### Exercise
Among the entries below, find the lines with "документов" and copy them.

### Supplied entries

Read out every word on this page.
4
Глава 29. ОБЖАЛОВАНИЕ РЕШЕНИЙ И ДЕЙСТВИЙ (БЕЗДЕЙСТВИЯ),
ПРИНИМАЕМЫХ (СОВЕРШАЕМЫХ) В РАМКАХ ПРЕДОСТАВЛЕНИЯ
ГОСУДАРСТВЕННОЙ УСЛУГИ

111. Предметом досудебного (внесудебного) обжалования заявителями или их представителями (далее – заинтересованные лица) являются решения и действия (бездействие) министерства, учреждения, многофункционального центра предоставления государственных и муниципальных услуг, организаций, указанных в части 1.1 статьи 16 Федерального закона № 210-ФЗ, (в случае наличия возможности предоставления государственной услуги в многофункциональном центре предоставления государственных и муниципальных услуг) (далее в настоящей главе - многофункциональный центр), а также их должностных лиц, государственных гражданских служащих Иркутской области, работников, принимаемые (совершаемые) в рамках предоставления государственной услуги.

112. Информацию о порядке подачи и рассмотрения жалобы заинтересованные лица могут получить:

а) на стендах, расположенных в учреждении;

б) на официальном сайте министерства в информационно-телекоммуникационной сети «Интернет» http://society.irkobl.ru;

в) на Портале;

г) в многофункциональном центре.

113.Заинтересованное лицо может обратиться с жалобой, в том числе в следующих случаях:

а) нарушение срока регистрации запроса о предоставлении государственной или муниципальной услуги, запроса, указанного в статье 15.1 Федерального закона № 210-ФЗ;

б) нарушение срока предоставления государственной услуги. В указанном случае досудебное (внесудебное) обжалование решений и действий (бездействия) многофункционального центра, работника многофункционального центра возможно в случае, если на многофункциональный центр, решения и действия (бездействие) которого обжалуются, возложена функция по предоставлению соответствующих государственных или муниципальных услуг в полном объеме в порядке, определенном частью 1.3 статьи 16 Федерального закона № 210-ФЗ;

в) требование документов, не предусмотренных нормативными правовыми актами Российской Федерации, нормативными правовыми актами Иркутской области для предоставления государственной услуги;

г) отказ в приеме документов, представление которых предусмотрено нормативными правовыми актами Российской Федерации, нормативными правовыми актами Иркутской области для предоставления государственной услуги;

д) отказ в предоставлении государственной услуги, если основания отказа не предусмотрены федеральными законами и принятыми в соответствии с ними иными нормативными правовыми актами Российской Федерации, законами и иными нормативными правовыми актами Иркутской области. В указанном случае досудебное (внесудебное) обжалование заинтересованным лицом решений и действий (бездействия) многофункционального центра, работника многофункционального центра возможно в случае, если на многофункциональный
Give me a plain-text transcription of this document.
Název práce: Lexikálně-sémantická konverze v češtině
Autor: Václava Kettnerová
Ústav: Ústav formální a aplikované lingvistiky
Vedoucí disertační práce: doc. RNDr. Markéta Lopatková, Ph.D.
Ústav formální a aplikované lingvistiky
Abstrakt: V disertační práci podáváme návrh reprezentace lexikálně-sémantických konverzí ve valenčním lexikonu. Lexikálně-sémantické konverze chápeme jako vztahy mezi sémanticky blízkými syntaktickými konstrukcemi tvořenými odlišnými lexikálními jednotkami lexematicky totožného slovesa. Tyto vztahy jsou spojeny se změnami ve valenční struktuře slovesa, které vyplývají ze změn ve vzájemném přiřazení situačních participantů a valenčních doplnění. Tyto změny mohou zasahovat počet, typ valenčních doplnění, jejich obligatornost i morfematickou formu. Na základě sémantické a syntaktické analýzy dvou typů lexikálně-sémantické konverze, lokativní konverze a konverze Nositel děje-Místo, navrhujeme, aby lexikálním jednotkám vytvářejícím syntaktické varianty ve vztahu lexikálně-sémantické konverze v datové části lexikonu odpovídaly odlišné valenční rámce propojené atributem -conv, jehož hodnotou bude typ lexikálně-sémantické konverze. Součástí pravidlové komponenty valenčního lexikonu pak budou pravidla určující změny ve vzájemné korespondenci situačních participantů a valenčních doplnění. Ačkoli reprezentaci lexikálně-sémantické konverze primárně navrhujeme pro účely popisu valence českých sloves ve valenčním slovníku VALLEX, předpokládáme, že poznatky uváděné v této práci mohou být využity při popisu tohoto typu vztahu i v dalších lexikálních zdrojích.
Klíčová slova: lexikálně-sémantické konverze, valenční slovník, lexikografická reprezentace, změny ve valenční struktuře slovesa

==

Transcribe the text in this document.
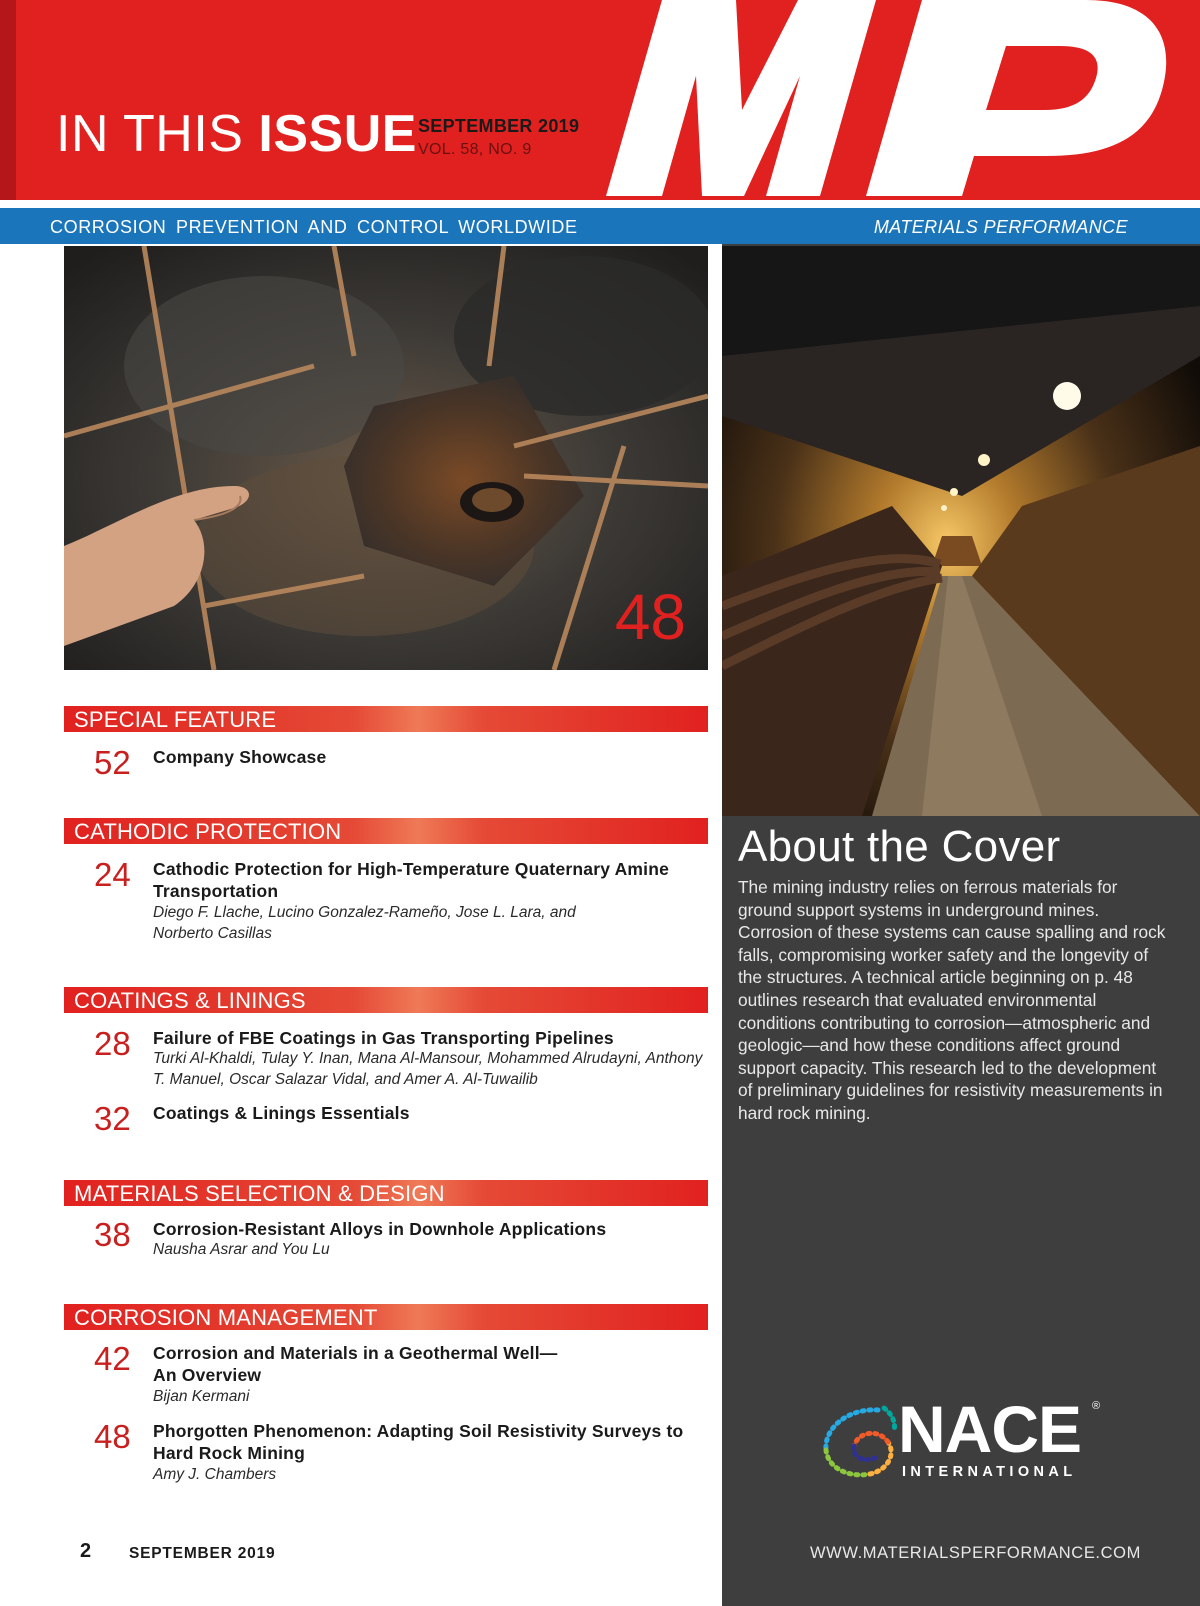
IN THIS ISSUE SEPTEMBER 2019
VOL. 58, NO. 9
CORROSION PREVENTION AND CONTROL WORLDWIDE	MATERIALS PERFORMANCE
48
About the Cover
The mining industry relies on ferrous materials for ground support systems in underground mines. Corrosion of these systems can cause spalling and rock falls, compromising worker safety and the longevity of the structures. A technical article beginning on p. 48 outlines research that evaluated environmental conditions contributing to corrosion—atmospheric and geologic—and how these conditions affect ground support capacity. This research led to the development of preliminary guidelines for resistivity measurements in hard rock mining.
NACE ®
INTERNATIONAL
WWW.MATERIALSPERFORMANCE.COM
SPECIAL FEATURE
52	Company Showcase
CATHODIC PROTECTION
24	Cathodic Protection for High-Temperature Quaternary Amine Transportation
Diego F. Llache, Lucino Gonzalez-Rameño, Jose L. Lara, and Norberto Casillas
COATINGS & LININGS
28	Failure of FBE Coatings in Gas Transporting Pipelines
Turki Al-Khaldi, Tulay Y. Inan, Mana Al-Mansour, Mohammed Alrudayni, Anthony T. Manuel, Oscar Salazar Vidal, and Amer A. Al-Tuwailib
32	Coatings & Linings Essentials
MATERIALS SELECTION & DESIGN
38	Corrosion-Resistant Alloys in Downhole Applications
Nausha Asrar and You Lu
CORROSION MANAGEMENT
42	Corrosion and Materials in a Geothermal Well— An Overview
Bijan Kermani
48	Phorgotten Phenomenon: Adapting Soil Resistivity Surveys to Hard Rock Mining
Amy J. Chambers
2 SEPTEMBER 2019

### Response to the exercise
в) требование документов, не предусмотренных нормативными правовыми актами Российской Федерации, нормативными правовыми актами Иркутской области для предоставления государственной услуги;
г) отказ в приеме документов, представление которых предусмотрено нормативными правовыми актами Российской Федерации, нормативными правовыми актами Иркутской области для предоставления государственной услуги;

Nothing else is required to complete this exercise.